[Provided entries]:
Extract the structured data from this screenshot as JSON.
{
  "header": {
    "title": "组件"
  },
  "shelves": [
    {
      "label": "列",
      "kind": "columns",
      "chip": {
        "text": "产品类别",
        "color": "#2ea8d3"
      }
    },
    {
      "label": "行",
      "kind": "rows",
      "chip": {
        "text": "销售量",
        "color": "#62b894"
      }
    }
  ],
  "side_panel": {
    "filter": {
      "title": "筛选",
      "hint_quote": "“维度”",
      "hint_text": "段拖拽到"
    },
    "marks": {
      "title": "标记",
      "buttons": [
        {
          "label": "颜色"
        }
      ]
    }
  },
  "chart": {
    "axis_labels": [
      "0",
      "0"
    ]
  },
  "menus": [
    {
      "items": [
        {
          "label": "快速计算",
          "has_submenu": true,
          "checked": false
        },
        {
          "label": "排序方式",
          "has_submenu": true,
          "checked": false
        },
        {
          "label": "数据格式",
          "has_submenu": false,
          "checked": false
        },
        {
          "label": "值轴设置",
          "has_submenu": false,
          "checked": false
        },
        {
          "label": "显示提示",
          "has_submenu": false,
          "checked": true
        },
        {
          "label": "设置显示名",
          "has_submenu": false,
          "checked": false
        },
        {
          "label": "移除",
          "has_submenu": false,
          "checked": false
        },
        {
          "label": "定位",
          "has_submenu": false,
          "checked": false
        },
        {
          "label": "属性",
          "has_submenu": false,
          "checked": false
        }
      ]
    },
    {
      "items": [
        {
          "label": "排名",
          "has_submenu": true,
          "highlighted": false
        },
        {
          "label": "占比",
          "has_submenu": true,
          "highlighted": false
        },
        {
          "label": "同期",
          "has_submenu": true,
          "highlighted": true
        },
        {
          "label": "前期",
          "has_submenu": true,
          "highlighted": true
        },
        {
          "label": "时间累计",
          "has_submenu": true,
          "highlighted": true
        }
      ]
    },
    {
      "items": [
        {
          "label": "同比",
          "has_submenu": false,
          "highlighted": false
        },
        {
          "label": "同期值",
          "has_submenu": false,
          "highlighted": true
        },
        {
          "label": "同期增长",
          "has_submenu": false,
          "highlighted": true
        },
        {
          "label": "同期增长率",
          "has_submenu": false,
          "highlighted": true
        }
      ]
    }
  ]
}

[Short problem]: Send back all of the entries exactly, with nothing missing.

[Reply]:
Extract the structured data from this screenshot as JSON.
{
  "header": {
    "title": "组件"
  },
  "shelves": [
    {
      "label": "列",
      "kind": "columns",
      "chip": {
        "text": "产品类别",
        "color": "#2ea8d3"
      }
    },
    {
      "label": "行",
      "kind": "rows",
      "chip": {
        "text": "销售量",
        "color": "#62b894"
      }
    }
  ],
  "side_panel": {
    "filter": {
      "title": "筛选",
      "hint_quote": "“维度”",
      "hint_text": "段拖拽到"
    },
    "marks": {
      "title": "标记",
      "buttons": [
        {
          "label": "颜色"
        }
      ]
    }
  },
  "chart": {
    "axis_labels": [
      "0",
      "0"
    ]
  },
  "menus": [
    {
      "items": [
        {
          "label": "快速计算",
          "has_submenu": true,
          "checked": false
        },
        {
          "label": "排序方式",
          "has_submenu": true,
          "checked": false
        },
        {
          "label": "数据格式",
          "has_submenu": false,
          "checked": false
        },
        {
          "label": "值轴设置",
          "has_submenu": false,
          "checked": false
        },
        {
          "label": "显示提示",
          "has_submenu": false,
          "checked": true
        },
        {
          "label": "设置显示名",
          "has_submenu": false,
          "checked": false
        },
        {
          "label": "移除",
          "has_submenu": false,
          "checked": false
        },
        {
          "label": "定位",
          "has_submenu": false,
          "checked": false
        },
        {
          "label": "属性",
          "has_submenu": false,
          "checked": false
        }
      ]
    },
    {
      "items": [
        {
          "label": "排名",
          "has_submenu": true,
          "highlighted": false
        },
        {
          "label": "占比",
          "has_submenu": true,
          "highlighted": false
        },
        {
          "label": "同期",
          "has_submenu": true,
          "highlighted": true
        },
        {
          "label": "前期",
          "has_submenu": true,
          "highlighted": true
        },
        {
          "label": "时间累计",
          "has_submenu": true,
          "highlighted": true
        }
      ]
    },
    {
      "items": [
        {
          "label": "同比",
          "has_submenu": false,
          "highlighted": false
        },
        {
          "label": "同期值",
          "has_submenu": false,
          "highlighted": true
        },
        {
          "label": "同期增长",
          "has_submenu": false,
          "highlighted": true
        },
        {
          "label": "同期增长率",
          "has_submenu": false,
          "highlighted": true
        }
      ]
    }
  ]
}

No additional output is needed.